Task to carry out: Copy every entry precisely.
>> BEGIN Information given
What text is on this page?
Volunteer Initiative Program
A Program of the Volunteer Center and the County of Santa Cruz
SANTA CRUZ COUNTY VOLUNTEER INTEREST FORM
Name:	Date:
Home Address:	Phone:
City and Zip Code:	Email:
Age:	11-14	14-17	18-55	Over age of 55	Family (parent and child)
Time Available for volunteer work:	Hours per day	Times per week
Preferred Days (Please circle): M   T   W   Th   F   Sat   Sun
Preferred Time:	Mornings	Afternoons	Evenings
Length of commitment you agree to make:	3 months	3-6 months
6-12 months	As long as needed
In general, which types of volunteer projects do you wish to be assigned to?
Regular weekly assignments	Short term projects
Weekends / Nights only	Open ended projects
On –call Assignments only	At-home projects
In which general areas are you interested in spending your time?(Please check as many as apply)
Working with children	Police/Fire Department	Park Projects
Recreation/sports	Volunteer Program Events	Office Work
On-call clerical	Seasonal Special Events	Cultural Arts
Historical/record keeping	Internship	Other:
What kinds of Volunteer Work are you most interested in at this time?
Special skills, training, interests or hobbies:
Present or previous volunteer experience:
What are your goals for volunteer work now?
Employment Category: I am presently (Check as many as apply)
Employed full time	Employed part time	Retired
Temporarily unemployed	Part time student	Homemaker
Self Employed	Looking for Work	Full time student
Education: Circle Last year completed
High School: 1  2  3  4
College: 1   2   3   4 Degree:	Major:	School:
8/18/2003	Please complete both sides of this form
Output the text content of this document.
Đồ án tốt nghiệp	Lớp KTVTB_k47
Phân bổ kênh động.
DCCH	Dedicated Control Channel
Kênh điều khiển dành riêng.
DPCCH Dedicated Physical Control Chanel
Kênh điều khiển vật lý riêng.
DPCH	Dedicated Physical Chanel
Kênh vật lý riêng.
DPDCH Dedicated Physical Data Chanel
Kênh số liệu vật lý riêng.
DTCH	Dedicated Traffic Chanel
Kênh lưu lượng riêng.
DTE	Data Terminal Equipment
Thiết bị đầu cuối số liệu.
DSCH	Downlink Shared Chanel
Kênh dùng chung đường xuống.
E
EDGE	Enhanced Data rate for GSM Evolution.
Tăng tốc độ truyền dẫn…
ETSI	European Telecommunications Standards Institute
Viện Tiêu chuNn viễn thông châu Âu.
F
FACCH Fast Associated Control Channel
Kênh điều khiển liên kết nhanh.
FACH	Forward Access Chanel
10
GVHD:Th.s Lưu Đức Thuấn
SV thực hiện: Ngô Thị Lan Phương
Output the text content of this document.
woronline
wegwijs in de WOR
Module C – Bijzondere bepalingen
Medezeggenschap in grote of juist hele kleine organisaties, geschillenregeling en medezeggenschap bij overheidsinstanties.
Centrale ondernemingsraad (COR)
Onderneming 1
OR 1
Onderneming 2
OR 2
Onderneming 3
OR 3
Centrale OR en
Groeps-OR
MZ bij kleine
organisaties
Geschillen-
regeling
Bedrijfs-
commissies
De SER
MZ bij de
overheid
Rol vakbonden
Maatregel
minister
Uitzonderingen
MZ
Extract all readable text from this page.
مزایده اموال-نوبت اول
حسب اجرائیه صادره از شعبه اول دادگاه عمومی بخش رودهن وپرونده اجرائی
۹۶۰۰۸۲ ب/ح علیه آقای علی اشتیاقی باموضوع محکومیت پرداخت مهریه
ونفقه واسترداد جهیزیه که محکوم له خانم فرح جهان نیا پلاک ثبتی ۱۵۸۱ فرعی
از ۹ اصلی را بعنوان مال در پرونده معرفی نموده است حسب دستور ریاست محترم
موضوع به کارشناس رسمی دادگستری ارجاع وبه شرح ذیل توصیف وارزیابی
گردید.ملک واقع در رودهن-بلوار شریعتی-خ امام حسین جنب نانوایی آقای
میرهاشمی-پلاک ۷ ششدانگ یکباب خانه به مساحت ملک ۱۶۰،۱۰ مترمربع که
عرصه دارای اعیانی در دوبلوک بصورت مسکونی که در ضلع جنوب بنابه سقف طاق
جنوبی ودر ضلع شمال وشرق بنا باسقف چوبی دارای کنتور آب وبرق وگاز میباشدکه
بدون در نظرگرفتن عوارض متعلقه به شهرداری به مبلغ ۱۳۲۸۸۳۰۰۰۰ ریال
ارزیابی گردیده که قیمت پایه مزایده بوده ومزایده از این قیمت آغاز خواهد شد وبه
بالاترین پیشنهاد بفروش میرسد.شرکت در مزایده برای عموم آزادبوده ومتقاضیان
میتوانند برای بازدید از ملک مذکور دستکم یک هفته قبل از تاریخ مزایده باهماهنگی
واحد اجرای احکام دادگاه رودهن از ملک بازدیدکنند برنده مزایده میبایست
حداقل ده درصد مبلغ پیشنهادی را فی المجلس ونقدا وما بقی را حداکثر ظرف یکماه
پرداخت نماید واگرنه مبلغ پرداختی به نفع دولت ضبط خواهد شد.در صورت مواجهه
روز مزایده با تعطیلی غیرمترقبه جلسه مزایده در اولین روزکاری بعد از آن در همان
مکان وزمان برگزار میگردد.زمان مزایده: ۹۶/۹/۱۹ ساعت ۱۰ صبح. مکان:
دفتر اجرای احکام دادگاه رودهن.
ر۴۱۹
>> END Information given
Solution:
What text is on this page?
Volunteer Initiative Program
A Program of the Volunteer Center and the County of Santa Cruz
SANTA CRUZ COUNTY VOLUNTEER INTEREST FORM
Name:	Date:
Home Address:	Phone:
City and Zip Code:	Email:
Age:	11-14	14-17	18-55	Over age of 55	Family (parent and child)
Time Available for volunteer work:	Hours per day	Times per week
Preferred Days (Please circle): M   T   W   Th   F   Sat   Sun
Preferred Time:	Mornings	Afternoons	Evenings
Length of commitment you agree to make:	3 months	3-6 months
6-12 months	As long as needed
In general, which types of volunteer projects do you wish to be assigned to?
Regular weekly assignments	Short term projects
Weekends / Nights only	Open ended projects
On –call Assignments only	At-home projects
In which general areas are you interested in spending your time?(Please check as many as apply)
Working with children	Police/Fire Department	Park Projects
Recreation/sports	Volunteer Program Events	Office Work
On-call clerical	Seasonal Special Events	Cultural Arts
Historical/record keeping	Internship	Other:
What kinds of Volunteer Work are you most interested in at this time?
Special skills, training, interests or hobbies:
Present or previous volunteer experience:
What are your goals for volunteer work now?
Employment Category: I am presently (Check as many as apply)
Employed full time	Employed part time	Retired
Temporarily unemployed	Part time student	Homemaker
Self Employed	Looking for Work	Full time student
Education: Circle Last year completed
High School: 1  2  3  4
College: 1   2   3   4 Degree:	Major:	School:
8/18/2003	Please complete both sides of this form
Output the text content of this document.
Đồ án tốt nghiệp	Lớp KTVTB_k47
Phân bổ kênh động.
DCCH	Dedicated Control Channel
Kênh điều khiển dành riêng.
DPCCH Dedicated Physical Control Chanel
Kênh điều khiển vật lý riêng.
DPCH	Dedicated Physical Chanel
Kênh vật lý riêng.
DPDCH Dedicated Physical Data Chanel
Kênh số liệu vật lý riêng.
DTCH	Dedicated Traffic Chanel
Kênh lưu lượng riêng.
DTE	Data Terminal Equipment
Thiết bị đầu cuối số liệu.
DSCH	Downlink Shared Chanel
Kênh dùng chung đường xuống.
E
EDGE	Enhanced Data rate for GSM Evolution.
Tăng tốc độ truyền dẫn…
ETSI	European Telecommunications Standards Institute
Viện Tiêu chuNn viễn thông châu Âu.
F
FACCH Fast Associated Control Channel
Kênh điều khiển liên kết nhanh.
FACH	Forward Access Chanel
10
GVHD:Th.s Lưu Đức Thuấn
SV thực hiện: Ngô Thị Lan Phương
Output the text content of this document.
woronline
wegwijs in de WOR
Module C – Bijzondere bepalingen
Medezeggenschap in grote of juist hele kleine organisaties, geschillenregeling en medezeggenschap bij overheidsinstanties.
Centrale ondernemingsraad (COR)
Onderneming 1
OR 1
Onderneming 2
OR 2
Onderneming 3
OR 3
Centrale OR en
Groeps-OR
MZ bij kleine
organisaties
Geschillen-
regeling
Bedrijfs-
commissies
De SER
MZ bij de
overheid
Rol vakbonden
Maatregel
minister
Uitzonderingen
MZ
Extract all readable text from this page.
مزایده اموال-نوبت اول
حسب اجرائیه صادره از شعبه اول دادگاه عمومی بخش رودهن وپرونده اجرائی
۹۶۰۰۸۲ ب/ح علیه آقای علی اشتیاقی باموضوع محکومیت پرداخت مهریه
ونفقه واسترداد جهیزیه که محکوم له خانم فرح جهان نیا پلاک ثبتی ۱۵۸۱ فرعی
از ۹ اصلی را بعنوان مال در پرونده معرفی نموده است حسب دستور ریاست محترم
موضوع به کارشناس رسمی دادگستری ارجاع وبه شرح ذیل توصیف وارزیابی
گردید.ملک واقع در رودهن-بلوار شریعتی-خ امام حسین جنب نانوایی آقای
میرهاشمی-پلاک ۷ ششدانگ یکباب خانه به مساحت ملک ۱۶۰،۱۰ مترمربع که
عرصه دارای اعیانی در دوبلوک بصورت مسکونی که در ضلع جنوب بنابه سقف طاق
جنوبی ودر ضلع شمال وشرق بنا باسقف چوبی دارای کنتور آب وبرق وگاز میباشدکه
بدون در نظرگرفتن عوارض متعلقه به شهرداری به مبلغ ۱۳۲۸۸۳۰۰۰۰ ریال
ارزیابی گردیده که قیمت پایه مزایده بوده ومزایده از این قیمت آغاز خواهد شد وبه
بالاترین پیشنهاد بفروش میرسد.شرکت در مزایده برای عموم آزادبوده ومتقاضیان
میتوانند برای بازدید از ملک مذکور دستکم یک هفته قبل از تاریخ مزایده باهماهنگی
واحد اجرای احکام دادگاه رودهن از ملک بازدیدکنند برنده مزایده میبایست
حداقل ده درصد مبلغ پیشنهادی را فی المجلس ونقدا وما بقی را حداکثر ظرف یکماه
پرداخت نماید واگرنه مبلغ پرداختی به نفع دولت ضبط خواهد شد.در صورت مواجهه
روز مزایده با تعطیلی غیرمترقبه جلسه مزایده در اولین روزکاری بعد از آن در همان
مکان وزمان برگزار میگردد.زمان مزایده: ۹۶/۹/۱۹ ساعت ۱۰ صبح. مکان:
دفتر اجرای احکام دادگاه رودهن.
ر۴۱۹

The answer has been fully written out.